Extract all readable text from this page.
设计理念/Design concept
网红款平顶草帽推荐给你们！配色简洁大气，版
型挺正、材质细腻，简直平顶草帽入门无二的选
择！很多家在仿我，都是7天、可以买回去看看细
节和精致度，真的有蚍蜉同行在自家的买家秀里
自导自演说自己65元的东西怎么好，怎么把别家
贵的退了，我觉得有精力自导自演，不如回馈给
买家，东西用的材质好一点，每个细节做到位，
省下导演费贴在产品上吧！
+++
__WHAT THE EXERCISE ASKS__
Repeat the records exactly, including every line.

__RESULT BELOW__
Extract all readable text from this page.
设计理念/Design concept
网红款平顶草帽推荐给你们！配色简洁大气，版
型挺正、材质细腻，简直平顶草帽入门无二的选
择！很多家在仿我，都是7天、可以买回去看看细
节和精致度，真的有蚍蜉同行在自家的买家秀里
自导自演说自己65元的东西怎么好，怎么把别家
贵的退了，我觉得有精力自导自演，不如回馈给
买家，东西用的材质好一点，每个细节做到位，
省下导演费贴在产品上吧！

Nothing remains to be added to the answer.